**** ИСХОДНЫЙ ТЕКСТ
У наших ушки на макушке!
Чуть утро осветило пушки
И леса синие верхушки —
Французы тут как тут’89*.
Эпизод из ‘Войны и мира’ привлек наше внимание. Пленный крепостной человек Денисова Лаврушка:
… в денщицкой куртке на французском кавалерийском седле, с плутовским и пьяным, веселым лицом, подъехал к Наполеону…
— Вы казак?
— Казак-с, ваше благородие.
(Лаврушка)… ‘очень хорошо знал, что это сам Наполеон, и присутствие Наполеона не могло смутить его больше, чем присутствие Ростова или вахмистра с розгами, потому что ничего не мог лишить его ни вахмистр, ни Наполеон… Но когда Наполеон спросил его, как же думают русские, победят они Бонапарта или нет, Лаврушка прищурился и задумался.
Он увидал тут тонкую хитрость, как всегда во всем видят хитрость люди, подобные Лаврушке, насупился и помолчал.
— Оно значит: коль быть сражению, — оказал он задумчиво, — и в скорости, так это так точно. Ну а коли пройдет три дня, а после того самого числа, тогда значит это самое сражение в оттяжку пойдет.
Наполеону перевели это так: ‘Ежели сражение произойдет прежде трех дней, то французы выиграют его, но ежели после трех дней, то бог знает, что случится’.
********
◆ **ЗАДАНИЯ**:
• 1. Объясните одним-двумя предложениями, почему, согласно отрывку о Лаврушке и Наполеоне, присутствие Наполеона не могло смутить Лаврушку.
• 2. Продолжите отрывок о Лаврушке и Наполеоне, начав сразу после его последней фразы.
**** ПРЕДОСТАВЛЕННЫЙ МАТЕРИАЛ
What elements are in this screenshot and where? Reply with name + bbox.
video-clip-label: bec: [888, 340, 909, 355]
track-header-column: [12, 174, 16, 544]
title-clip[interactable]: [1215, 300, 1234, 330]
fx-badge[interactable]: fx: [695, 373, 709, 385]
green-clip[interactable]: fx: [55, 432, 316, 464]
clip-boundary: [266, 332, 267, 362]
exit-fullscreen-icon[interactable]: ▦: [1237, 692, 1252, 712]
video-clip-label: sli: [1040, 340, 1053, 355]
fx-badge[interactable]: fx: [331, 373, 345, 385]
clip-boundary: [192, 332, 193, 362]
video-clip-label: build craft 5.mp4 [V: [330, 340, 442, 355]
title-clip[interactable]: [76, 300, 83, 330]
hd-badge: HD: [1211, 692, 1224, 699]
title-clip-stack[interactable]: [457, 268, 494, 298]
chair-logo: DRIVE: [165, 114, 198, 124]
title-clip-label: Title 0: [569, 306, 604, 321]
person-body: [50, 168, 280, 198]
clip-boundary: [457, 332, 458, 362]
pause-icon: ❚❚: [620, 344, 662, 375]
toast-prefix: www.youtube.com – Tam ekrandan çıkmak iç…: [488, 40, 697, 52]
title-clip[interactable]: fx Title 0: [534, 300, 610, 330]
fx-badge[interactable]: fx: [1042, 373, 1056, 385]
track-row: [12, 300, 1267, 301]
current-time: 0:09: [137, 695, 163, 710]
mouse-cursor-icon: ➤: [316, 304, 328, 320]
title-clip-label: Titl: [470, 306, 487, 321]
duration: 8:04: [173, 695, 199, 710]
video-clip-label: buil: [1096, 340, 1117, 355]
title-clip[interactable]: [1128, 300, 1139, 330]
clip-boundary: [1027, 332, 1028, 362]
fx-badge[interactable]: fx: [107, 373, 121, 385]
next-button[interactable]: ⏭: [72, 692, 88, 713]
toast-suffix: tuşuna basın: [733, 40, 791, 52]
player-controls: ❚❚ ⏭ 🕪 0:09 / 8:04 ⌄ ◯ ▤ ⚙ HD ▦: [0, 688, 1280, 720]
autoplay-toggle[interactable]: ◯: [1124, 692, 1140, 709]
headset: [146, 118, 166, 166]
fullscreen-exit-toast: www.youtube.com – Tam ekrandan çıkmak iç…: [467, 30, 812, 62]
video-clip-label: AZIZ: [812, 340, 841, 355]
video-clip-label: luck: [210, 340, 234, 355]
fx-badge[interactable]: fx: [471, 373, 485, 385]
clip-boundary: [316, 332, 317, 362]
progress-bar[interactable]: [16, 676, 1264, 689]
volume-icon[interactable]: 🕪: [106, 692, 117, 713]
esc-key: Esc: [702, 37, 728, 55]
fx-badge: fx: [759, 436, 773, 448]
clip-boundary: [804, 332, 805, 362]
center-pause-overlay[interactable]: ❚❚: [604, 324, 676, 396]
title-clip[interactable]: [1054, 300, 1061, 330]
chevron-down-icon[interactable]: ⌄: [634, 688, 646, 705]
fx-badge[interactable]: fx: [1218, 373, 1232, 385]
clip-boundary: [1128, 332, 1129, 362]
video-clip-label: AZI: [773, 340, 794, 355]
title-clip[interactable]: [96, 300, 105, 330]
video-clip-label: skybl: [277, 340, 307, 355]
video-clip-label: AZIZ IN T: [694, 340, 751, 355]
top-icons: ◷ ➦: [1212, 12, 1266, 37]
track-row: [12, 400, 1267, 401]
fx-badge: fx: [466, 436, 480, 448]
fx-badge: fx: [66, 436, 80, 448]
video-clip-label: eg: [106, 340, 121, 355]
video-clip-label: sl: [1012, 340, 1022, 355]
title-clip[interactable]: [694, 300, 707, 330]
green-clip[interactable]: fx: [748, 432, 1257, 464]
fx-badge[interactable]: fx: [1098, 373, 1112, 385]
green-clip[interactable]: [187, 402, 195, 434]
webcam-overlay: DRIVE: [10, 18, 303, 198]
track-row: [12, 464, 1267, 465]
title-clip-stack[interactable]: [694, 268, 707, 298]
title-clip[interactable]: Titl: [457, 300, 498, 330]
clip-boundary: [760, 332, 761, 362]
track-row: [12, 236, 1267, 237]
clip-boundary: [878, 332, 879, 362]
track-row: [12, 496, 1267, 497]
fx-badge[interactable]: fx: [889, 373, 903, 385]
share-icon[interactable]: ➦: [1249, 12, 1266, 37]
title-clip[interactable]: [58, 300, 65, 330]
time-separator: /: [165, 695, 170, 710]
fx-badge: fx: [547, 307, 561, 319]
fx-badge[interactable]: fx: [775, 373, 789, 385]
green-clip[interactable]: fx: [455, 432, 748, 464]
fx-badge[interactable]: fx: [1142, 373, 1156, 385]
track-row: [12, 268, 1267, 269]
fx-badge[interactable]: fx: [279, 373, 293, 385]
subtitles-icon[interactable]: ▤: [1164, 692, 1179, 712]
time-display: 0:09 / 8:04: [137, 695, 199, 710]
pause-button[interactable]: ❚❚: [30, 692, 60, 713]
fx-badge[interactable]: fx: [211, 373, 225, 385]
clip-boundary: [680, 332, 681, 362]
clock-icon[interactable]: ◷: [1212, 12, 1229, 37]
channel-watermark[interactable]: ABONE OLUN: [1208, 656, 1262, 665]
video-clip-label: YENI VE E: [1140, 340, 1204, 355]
********
◆ **ОТВЕТЫ К ЗАДАНИЯМ**:
• 1. Присутствие Наполеона смущало Лаврушку не больше, чем присутствие Ростова или вахмистра с розгами. Ни вахмистр, ни Наполеон ничего не могли его лишить.

• 2.
Наполеон не улыбнулся, хотя от, видимо, был в самом веселом расположении духа, и велел повторить себе эти слава.
Лаврушка заметил это и, чтобы развеселить его, сказал, притворяясь, что не знает, кто он.
— Знаем, у вас есть Бонапарт, он всех в мире побил, ну да об нас другая статья… — сказал он…
Переводчик передал эти слова Наполеону без окончания, и Бонапарт улыбнулся. ‘Молодой казак заставил улыбнуться своего могущественного собеседника’ — говорит Тьер… ‘Наполеон, наградив казака, приказал дать ему свободу, как птице, которую возвращают ее родным полям’.
Наполеон поехал дальше… а ‘птица, возвращенная родным полям’, поскакал на аванпосты…’90*.
Здесь звучит народная песня:
‘Вдоль по Питерской,
По Тверской-Ямской…’ —
как бы выражая настроение лукавого Лаврушки, внезапно вырвавшегося из плена.
Быстрая сметка русского солдата, остроумно перехитрившего вышколенную свиту Наполеона, да и самого Тьера, с которым так тонко полемизирует Толстой, артистическое лукавство этого ‘дипломата’, в завуалированной форме предсказывающего судьбу двух империй и тут же ловким комплиментом спасающего свою шкуру, совершенно очаровали и нас, и я тотчас же завладел этими страницами, чтобы немедленно приступить к работе.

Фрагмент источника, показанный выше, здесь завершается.